-------- INPUT DATA --------
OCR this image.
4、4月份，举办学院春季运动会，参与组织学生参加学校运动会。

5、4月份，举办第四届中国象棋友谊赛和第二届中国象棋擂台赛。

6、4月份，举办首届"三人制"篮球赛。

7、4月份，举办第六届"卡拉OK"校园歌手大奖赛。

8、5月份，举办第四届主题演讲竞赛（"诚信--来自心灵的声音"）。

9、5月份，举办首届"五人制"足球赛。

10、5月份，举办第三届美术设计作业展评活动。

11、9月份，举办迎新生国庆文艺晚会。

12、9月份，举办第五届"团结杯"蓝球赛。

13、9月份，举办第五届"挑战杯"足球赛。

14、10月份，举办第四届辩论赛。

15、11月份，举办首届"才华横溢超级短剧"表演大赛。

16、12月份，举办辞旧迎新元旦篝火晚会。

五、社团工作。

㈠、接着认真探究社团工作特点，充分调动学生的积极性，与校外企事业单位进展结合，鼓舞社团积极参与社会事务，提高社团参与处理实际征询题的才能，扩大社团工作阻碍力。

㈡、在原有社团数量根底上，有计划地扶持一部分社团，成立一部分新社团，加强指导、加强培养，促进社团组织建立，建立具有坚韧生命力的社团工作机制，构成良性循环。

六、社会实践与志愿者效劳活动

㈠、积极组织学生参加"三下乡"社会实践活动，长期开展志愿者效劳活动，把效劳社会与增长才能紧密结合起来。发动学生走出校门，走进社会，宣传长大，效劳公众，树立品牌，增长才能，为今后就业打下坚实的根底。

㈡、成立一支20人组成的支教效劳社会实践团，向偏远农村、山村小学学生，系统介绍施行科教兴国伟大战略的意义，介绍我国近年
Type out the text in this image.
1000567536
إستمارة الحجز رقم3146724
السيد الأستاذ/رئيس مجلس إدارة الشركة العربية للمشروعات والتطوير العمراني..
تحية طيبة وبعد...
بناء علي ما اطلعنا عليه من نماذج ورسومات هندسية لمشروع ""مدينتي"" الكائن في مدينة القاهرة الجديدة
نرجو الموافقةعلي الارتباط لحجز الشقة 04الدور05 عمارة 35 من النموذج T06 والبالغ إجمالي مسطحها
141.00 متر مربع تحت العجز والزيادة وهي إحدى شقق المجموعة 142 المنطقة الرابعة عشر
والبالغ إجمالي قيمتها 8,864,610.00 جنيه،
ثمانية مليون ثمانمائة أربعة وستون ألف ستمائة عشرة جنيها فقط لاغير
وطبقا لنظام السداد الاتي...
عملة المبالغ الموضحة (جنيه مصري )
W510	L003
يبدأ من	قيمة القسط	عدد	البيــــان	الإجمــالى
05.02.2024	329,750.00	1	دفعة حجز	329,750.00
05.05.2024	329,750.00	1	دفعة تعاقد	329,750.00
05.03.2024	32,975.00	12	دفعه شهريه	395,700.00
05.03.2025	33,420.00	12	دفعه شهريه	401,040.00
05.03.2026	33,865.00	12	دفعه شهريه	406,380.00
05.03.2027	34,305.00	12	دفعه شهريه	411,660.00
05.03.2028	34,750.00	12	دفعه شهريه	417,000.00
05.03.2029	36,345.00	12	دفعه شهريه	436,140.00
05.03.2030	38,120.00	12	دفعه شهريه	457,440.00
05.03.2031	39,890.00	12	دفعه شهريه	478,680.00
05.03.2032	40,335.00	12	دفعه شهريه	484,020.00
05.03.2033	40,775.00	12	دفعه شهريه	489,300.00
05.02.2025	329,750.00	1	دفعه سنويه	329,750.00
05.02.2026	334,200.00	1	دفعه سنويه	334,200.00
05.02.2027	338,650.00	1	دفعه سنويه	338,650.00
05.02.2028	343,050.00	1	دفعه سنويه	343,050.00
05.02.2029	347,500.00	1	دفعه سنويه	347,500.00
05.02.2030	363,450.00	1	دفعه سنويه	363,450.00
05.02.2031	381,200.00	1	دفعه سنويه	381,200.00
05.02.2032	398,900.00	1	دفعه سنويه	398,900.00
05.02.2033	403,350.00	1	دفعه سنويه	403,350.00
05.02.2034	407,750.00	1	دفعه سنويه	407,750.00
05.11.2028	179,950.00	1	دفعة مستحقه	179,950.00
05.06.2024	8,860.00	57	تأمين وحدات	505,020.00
--------
DIRECTIVE
Transcribe the material above word for word.

FULL OUTPUT
OCR this image.
4、4月份，举办学院春季运动会，参与组织学生参加学校运动会。

5、4月份，举办第四届中国象棋友谊赛和第二届中国象棋擂台赛。

6、4月份，举办首届"三人制"篮球赛。

7、4月份，举办第六届"卡拉OK"校园歌手大奖赛。

8、5月份，举办第四届主题演讲竞赛（"诚信--来自心灵的声音"）。

9、5月份，举办首届"五人制"足球赛。

10、5月份，举办第三届美术设计作业展评活动。

11、9月份，举办迎新生国庆文艺晚会。

12、9月份，举办第五届"团结杯"蓝球赛。

13、9月份，举办第五届"挑战杯"足球赛。

14、10月份，举办第四届辩论赛。

15、11月份，举办首届"才华横溢超级短剧"表演大赛。

16、12月份，举办辞旧迎新元旦篝火晚会。

五、社团工作。

㈠、接着认真探究社团工作特点，充分调动学生的积极性，与校外企事业单位进展结合，鼓舞社团积极参与社会事务，提高社团参与处理实际征询题的才能，扩大社团工作阻碍力。

㈡、在原有社团数量根底上，有计划地扶持一部分社团，成立一部分新社团，加强指导、加强培养，促进社团组织建立，建立具有坚韧生命力的社团工作机制，构成良性循环。

六、社会实践与志愿者效劳活动

㈠、积极组织学生参加"三下乡"社会实践活动，长期开展志愿者效劳活动，把效劳社会与增长才能紧密结合起来。发动学生走出校门，走进社会，宣传长大，效劳公众，树立品牌，增长才能，为今后就业打下坚实的根底。

㈡、成立一支20人组成的支教效劳社会实践团，向偏远农村、山村小学学生，系统介绍施行科教兴国伟大战略的意义，介绍我国近年
Type out the text in this image.
1000567536
إستمارة الحجز رقم3146724
السيد الأستاذ/رئيس مجلس إدارة الشركة العربية للمشروعات والتطوير العمراني..
تحية طيبة وبعد...
بناء علي ما اطلعنا عليه من نماذج ورسومات هندسية لمشروع ""مدينتي"" الكائن في مدينة القاهرة الجديدة
نرجو الموافقةعلي الارتباط لحجز الشقة 04الدور05 عمارة 35 من النموذج T06 والبالغ إجمالي مسطحها
141.00 متر مربع تحت العجز والزيادة وهي إحدى شقق المجموعة 142 المنطقة الرابعة عشر
والبالغ إجمالي قيمتها 8,864,610.00 جنيه،
ثمانية مليون ثمانمائة أربعة وستون ألف ستمائة عشرة جنيها فقط لاغير
وطبقا لنظام السداد الاتي...
عملة المبالغ الموضحة (جنيه مصري )
W510	L003
يبدأ من	قيمة القسط	عدد	البيــــان	الإجمــالى
05.02.2024	329,750.00	1	دفعة حجز	329,750.00
05.05.2024	329,750.00	1	دفعة تعاقد	329,750.00
05.03.2024	32,975.00	12	دفعه شهريه	395,700.00
05.03.2025	33,420.00	12	دفعه شهريه	401,040.00
05.03.2026	33,865.00	12	دفعه شهريه	406,380.00
05.03.2027	34,305.00	12	دفعه شهريه	411,660.00
05.03.2028	34,750.00	12	دفعه شهريه	417,000.00
05.03.2029	36,345.00	12	دفعه شهريه	436,140.00
05.03.2030	38,120.00	12	دفعه شهريه	457,440.00
05.03.2031	39,890.00	12	دفعه شهريه	478,680.00
05.03.2032	40,335.00	12	دفعه شهريه	484,020.00
05.03.2033	40,775.00	12	دفعه شهريه	489,300.00
05.02.2025	329,750.00	1	دفعه سنويه	329,750.00
05.02.2026	334,200.00	1	دفعه سنويه	334,200.00
05.02.2027	338,650.00	1	دفعه سنويه	338,650.00
05.02.2028	343,050.00	1	دفعه سنويه	343,050.00
05.02.2029	347,500.00	1	دفعه سنويه	347,500.00
05.02.2030	363,450.00	1	دفعه سنويه	363,450.00
05.02.2031	381,200.00	1	دفعه سنويه	381,200.00
05.02.2032	398,900.00	1	دفعه سنويه	398,900.00
05.02.2033	403,350.00	1	دفعه سنويه	403,350.00
05.02.2034	407,750.00	1	دفعه سنويه	407,750.00
05.11.2028	179,950.00	1	دفعة مستحقه	179,950.00
05.06.2024	8,860.00	57	تأمين وحدات	505,020.00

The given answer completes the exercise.